WORK REQUIRED:
Transcribe each entry below exactly. Pictures do not go in the copy.

DATASET RECORDS:
━━━━━━━━━━━━━━━━━━━━━━━━━━━━━━

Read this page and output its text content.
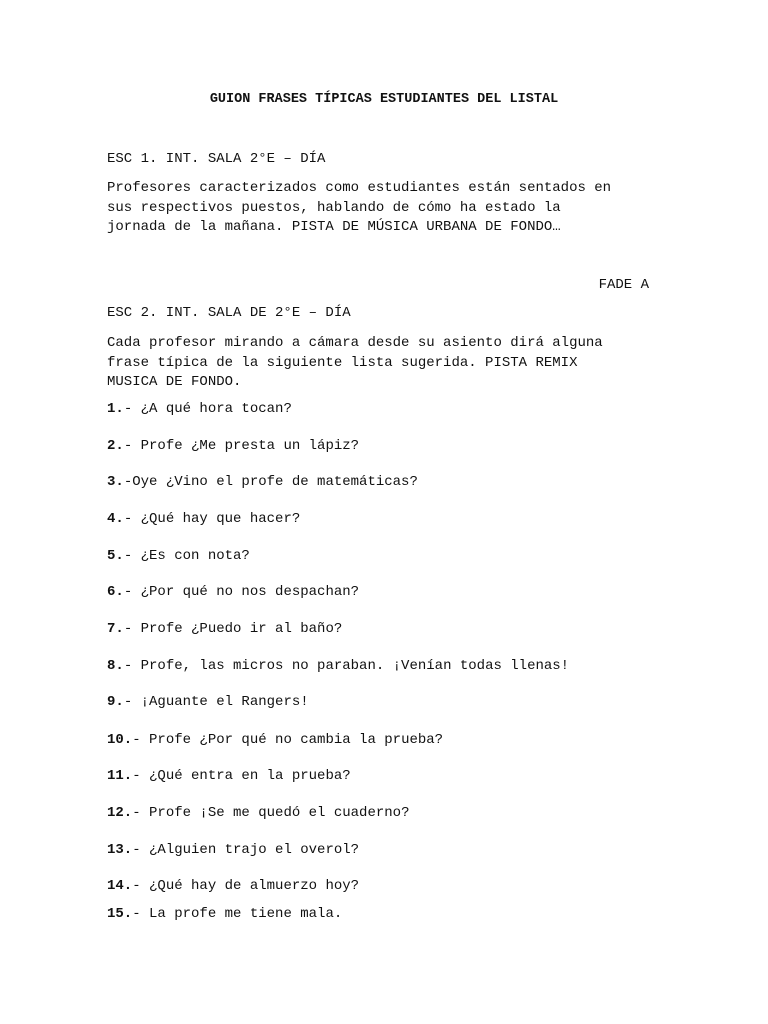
GUION FRASES TÍPICAS ESTUDIANTES DEL LISTAL
ESC 1. INT. SALA 2°E – DÍA
Profesores caracterizados como estudiantes están sentados en
sus respectivos puestos, hablando de cómo ha estado la
jornada de la mañana. PISTA DE MÚSICA URBANA DE FONDO…
FADE A
ESC 2. INT. SALA DE 2°E – DÍA
Cada profesor mirando a cámara desde su asiento dirá alguna
frase típica de la siguiente lista sugerida. PISTA REMIX
MUSICA DE FONDO.
1.- ¿A qué hora tocan?
2.- Profe ¿Me presta un lápiz?
3.-Oye ¿Vino el profe de matemáticas?
4.- ¿Qué hay que hacer?
5.- ¿Es con nota?
6.- ¿Por qué no nos despachan?
7.- Profe ¿Puedo ir al baño?
8.- Profe, las micros no paraban. ¡Venían todas llenas!
9.- ¡Aguante el Rangers!
10.- Profe ¿Por qué no cambia la prueba?
11.- ¿Qué entra en la prueba?
12.- Profe ¡Se me quedó el cuaderno?
13.- ¿Alguien trajo el overol?
14.- ¿Qué hay de almuerzo hoy?
15.- La profe me tiene mala.
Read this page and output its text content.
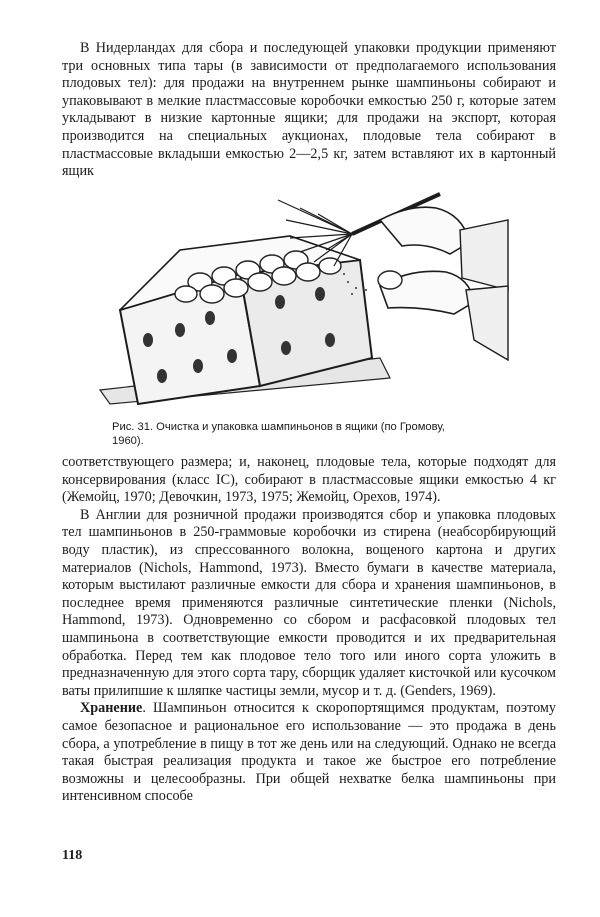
В Нидерландах для сбора и последующей упаковки продукции применяют три основных типа тары (в зависимости от предполагаемого использования плодовых тел): для продажи на внутреннем рынке шампиньоны собирают и упаковывают в мелкие пластмассовые коробочки емкостью 250 г, которые затем укладывают в низкие картонные ящики; для продажи на экспорт, которая производится на специальных аукционах, плодовые тела собирают в пластмассовые вкладыши емкостью 2—2,5 кг, затем вставляют их в картонный ящик

Рис. 31. Очистка и упаковка шампиньонов в ящики (по Громову, 1960).

соответствующего размера; и, наконец, плодовые тела, которые подходят для консервирования (класс IC), собирают в пластмассовые ящики емкостью 4 кг (Жемойц, 1970; Девочкин, 1973, 1975; Жемойц, Орехов, 1974).

В Англии для розничной продажи производятся сбор и упаковка плодовых тел шампиньонов в 250-граммовые коробочки из стирена (неабсорбирующий воду пластик), из спрессованного волокна, вощеного картона и других материалов (Nichols, Hammond, 1973). Вместо бумаги в качестве материала, которым выстилают различные емкости для сбора и хранения шампиньонов, в последнее время применяются различные синтетические пленки (Nichols, Hammond, 1973). Одновременно со сбором и расфасовкой плодовых тел шампиньона в соответствующие емкости проводится и их предварительная обработка. Перед тем как плодовое тело того или иного сорта уложить в предназначенную для этого сорта тару, сборщик удаляет кисточкой или кусочком ваты прилипшие к шляпке частицы земли, мусор и т. д. (Genders, 1969).

Хранение. Шампиньон относится к скоропортящимся продуктам, поэтому самое безопасное и рациональное его использование — это продажа в день сбора, а употребление в пищу в тот же день или на следующий. Однако не всегда такая быстрая реализация продукта и такое же быстрое его потребление возможны и целесообразны. При общей нехватке белка шампиньоны при интенсивном способе

118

━━━━━━━━━━━━━━━━━━━━━━━━━━━━━━

RESULT OF THE EXERCISE:
Read this page and output its text content.
GUION FRASES TÍPICAS ESTUDIANTES DEL LISTAL
ESC 1. INT. SALA 2°E – DÍA
Profesores caracterizados como estudiantes están sentados en
sus respectivos puestos, hablando de cómo ha estado la
jornada de la mañana. PISTA DE MÚSICA URBANA DE FONDO…
FADE A
ESC 2. INT. SALA DE 2°E – DÍA
Cada profesor mirando a cámara desde su asiento dirá alguna
frase típica de la siguiente lista sugerida. PISTA REMIX
MUSICA DE FONDO.
1.- ¿A qué hora tocan?
2.- Profe ¿Me presta un lápiz?
3.-Oye ¿Vino el profe de matemáticas?
4.- ¿Qué hay que hacer?
5.- ¿Es con nota?
6.- ¿Por qué no nos despachan?
7.- Profe ¿Puedo ir al baño?
8.- Profe, las micros no paraban. ¡Venían todas llenas!
9.- ¡Aguante el Rangers!
10.- Profe ¿Por qué no cambia la prueba?
11.- ¿Qué entra en la prueba?
12.- Profe ¡Se me quedó el cuaderno?
13.- ¿Alguien trajo el overol?
14.- ¿Qué hay de almuerzo hoy?
15.- La profe me tiene mala.
Read this page and output its text content.
В Нидерландах для сбора и последующей упаковки продукции применяют три основных типа тары (в зависимости от предполагаемого использования плодовых тел): для продажи на внутреннем рынке шампиньоны собирают и упаковывают в мелкие пластмассовые коробочки емкостью 250 г, которые затем укладывают в низкие картонные ящики; для продажи на экспорт, которая производится на специальных аукционах, плодовые тела собирают в пластмассовые вкладыши емкостью 2—2,5 кг, затем вставляют их в картонный ящик

Рис. 31. Очистка и упаковка шампиньонов в ящики (по Громову, 1960).

соответствующего размера; и, наконец, плодовые тела, которые подходят для консервирования (класс IC), собирают в пластмассовые ящики емкостью 4 кг (Жемойц, 1970; Девочкин, 1973, 1975; Жемойц, Орехов, 1974).

В Англии для розничной продажи производятся сбор и упаковка плодовых тел шампиньонов в 250-граммовые коробочки из стирена (неабсорбирующий воду пластик), из спрессованного волокна, вощеного картона и других материалов (Nichols, Hammond, 1973). Вместо бумаги в качестве материала, которым выстилают различные емкости для сбора и хранения шампиньонов, в последнее время применяются различные синтетические пленки (Nichols, Hammond, 1973). Одновременно со сбором и расфасовкой плодовых тел шампиньона в соответствующие емкости проводится и их предварительная обработка. Перед тем как плодовое тело того или иного сорта уложить в предназначенную для этого сорта тару, сборщик удаляет кисточкой или кусочком ваты прилипшие к шляпке частицы земли, мусор и т. д. (Genders, 1969).

Хранение. Шампиньон относится к скоропортящимся продуктам, поэтому самое безопасное и рациональное его использование — это продажа в день сбора, а употребление в пищу в тот же день или на следующий. Однако не всегда такая быстрая реализация продукта и такое же быстрое его потребление возможны и целесообразны. При общей нехватке белка шампиньоны при интенсивном способе

118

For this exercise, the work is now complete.